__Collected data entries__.

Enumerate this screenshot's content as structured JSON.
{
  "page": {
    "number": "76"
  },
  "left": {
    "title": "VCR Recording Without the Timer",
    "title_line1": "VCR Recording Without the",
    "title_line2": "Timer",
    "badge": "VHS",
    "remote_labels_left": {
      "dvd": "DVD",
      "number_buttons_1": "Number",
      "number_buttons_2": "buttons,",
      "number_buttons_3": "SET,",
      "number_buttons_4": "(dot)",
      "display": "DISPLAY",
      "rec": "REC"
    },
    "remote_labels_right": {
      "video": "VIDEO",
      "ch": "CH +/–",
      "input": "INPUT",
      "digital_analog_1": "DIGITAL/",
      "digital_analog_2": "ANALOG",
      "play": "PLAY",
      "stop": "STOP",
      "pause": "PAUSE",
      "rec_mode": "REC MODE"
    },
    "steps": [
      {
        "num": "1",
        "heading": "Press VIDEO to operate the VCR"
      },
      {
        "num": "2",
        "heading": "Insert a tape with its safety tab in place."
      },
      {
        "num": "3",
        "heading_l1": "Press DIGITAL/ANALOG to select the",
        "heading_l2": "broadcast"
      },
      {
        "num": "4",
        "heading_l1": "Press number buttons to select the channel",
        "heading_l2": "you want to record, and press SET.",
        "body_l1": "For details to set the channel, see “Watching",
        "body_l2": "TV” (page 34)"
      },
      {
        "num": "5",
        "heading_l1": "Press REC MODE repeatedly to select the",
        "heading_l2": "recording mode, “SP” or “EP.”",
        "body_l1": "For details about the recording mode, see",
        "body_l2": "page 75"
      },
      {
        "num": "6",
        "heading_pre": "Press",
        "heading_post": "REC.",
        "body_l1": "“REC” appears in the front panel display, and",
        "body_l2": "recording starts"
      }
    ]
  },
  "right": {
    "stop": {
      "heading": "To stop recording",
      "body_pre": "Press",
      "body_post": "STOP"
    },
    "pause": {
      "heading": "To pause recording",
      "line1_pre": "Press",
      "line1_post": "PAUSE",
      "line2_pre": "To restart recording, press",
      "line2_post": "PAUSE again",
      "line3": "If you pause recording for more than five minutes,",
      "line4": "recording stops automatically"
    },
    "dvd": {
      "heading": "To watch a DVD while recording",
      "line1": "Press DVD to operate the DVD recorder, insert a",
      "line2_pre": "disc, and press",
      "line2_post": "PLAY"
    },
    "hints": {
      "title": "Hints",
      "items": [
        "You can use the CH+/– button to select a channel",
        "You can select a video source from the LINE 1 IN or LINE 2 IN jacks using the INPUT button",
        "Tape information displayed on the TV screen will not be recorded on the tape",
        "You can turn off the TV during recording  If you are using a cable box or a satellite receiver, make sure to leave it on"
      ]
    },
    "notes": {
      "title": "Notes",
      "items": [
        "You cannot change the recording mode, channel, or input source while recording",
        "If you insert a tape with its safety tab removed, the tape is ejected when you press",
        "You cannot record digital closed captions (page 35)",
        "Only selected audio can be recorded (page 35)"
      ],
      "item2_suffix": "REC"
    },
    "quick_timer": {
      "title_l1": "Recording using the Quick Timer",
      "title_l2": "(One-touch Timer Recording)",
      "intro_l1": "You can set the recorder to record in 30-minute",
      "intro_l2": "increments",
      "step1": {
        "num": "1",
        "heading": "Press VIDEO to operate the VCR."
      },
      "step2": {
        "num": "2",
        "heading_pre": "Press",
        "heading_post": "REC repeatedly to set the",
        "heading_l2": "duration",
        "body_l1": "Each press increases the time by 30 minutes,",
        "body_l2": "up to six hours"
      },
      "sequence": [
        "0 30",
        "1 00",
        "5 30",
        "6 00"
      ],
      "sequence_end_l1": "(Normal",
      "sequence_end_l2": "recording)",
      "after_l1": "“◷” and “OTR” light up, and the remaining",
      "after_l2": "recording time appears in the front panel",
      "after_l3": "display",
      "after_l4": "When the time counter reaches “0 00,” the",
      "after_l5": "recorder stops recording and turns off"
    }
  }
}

__Instructions to follow__. Retype the listing above in full, with no alterations.

__Complete response__.
Enumerate this screenshot's content as structured JSON.
{
  "page": {
    "number": "76"
  },
  "left": {
    "title": "VCR Recording Without the Timer",
    "title_line1": "VCR Recording Without the",
    "title_line2": "Timer",
    "badge": "VHS",
    "remote_labels_left": {
      "dvd": "DVD",
      "number_buttons_1": "Number",
      "number_buttons_2": "buttons,",
      "number_buttons_3": "SET,",
      "number_buttons_4": "(dot)",
      "display": "DISPLAY",
      "rec": "REC"
    },
    "remote_labels_right": {
      "video": "VIDEO",
      "ch": "CH +/–",
      "input": "INPUT",
      "digital_analog_1": "DIGITAL/",
      "digital_analog_2": "ANALOG",
      "play": "PLAY",
      "stop": "STOP",
      "pause": "PAUSE",
      "rec_mode": "REC MODE"
    },
    "steps": [
      {
        "num": "1",
        "heading": "Press VIDEO to operate the VCR"
      },
      {
        "num": "2",
        "heading": "Insert a tape with its safety tab in place."
      },
      {
        "num": "3",
        "heading_l1": "Press DIGITAL/ANALOG to select the",
        "heading_l2": "broadcast"
      },
      {
        "num": "4",
        "heading_l1": "Press number buttons to select the channel",
        "heading_l2": "you want to record, and press SET.",
        "body_l1": "For details to set the channel, see “Watching",
        "body_l2": "TV” (page 34)"
      },
      {
        "num": "5",
        "heading_l1": "Press REC MODE repeatedly to select the",
        "heading_l2": "recording mode, “SP” or “EP.”",
        "body_l1": "For details about the recording mode, see",
        "body_l2": "page 75"
      },
      {
        "num": "6",
        "heading_pre": "Press",
        "heading_post": "REC.",
        "body_l1": "“REC” appears in the front panel display, and",
        "body_l2": "recording starts"
      }
    ]
  },
  "right": {
    "stop": {
      "heading": "To stop recording",
      "body_pre": "Press",
      "body_post": "STOP"
    },
    "pause": {
      "heading": "To pause recording",
      "line1_pre": "Press",
      "line1_post": "PAUSE",
      "line2_pre": "To restart recording, press",
      "line2_post": "PAUSE again",
      "line3": "If you pause recording for more than five minutes,",
      "line4": "recording stops automatically"
    },
    "dvd": {
      "heading": "To watch a DVD while recording",
      "line1": "Press DVD to operate the DVD recorder, insert a",
      "line2_pre": "disc, and press",
      "line2_post": "PLAY"
    },
    "hints": {
      "title": "Hints",
      "items": [
        "You can use the CH+/– button to select a channel",
        "You can select a video source from the LINE 1 IN or LINE 2 IN jacks using the INPUT button",
        "Tape information displayed on the TV screen will not be recorded on the tape",
        "You can turn off the TV during recording  If you are using a cable box or a satellite receiver, make sure to leave it on"
      ]
    },
    "notes": {
      "title": "Notes",
      "items": [
        "You cannot change the recording mode, channel, or input source while recording",
        "If you insert a tape with its safety tab removed, the tape is ejected when you press",
        "You cannot record digital closed captions (page 35)",
        "Only selected audio can be recorded (page 35)"
      ],
      "item2_suffix": "REC"
    },
    "quick_timer": {
      "title_l1": "Recording using the Quick Timer",
      "title_l2": "(One-touch Timer Recording)",
      "intro_l1": "You can set the recorder to record in 30-minute",
      "intro_l2": "increments",
      "step1": {
        "num": "1",
        "heading": "Press VIDEO to operate the VCR."
      },
      "step2": {
        "num": "2",
        "heading_pre": "Press",
        "heading_post": "REC repeatedly to set the",
        "heading_l2": "duration",
        "body_l1": "Each press increases the time by 30 minutes,",
        "body_l2": "up to six hours"
      },
      "sequence": [
        "0 30",
        "1 00",
        "5 30",
        "6 00"
      ],
      "sequence_end_l1": "(Normal",
      "sequence_end_l2": "recording)",
      "after_l1": "“◷” and “OTR” light up, and the remaining",
      "after_l2": "recording time appears in the front panel",
      "after_l3": "display",
      "after_l4": "When the time counter reaches “0 00,” the",
      "after_l5": "recorder stops recording and turns off"
    }
  }
}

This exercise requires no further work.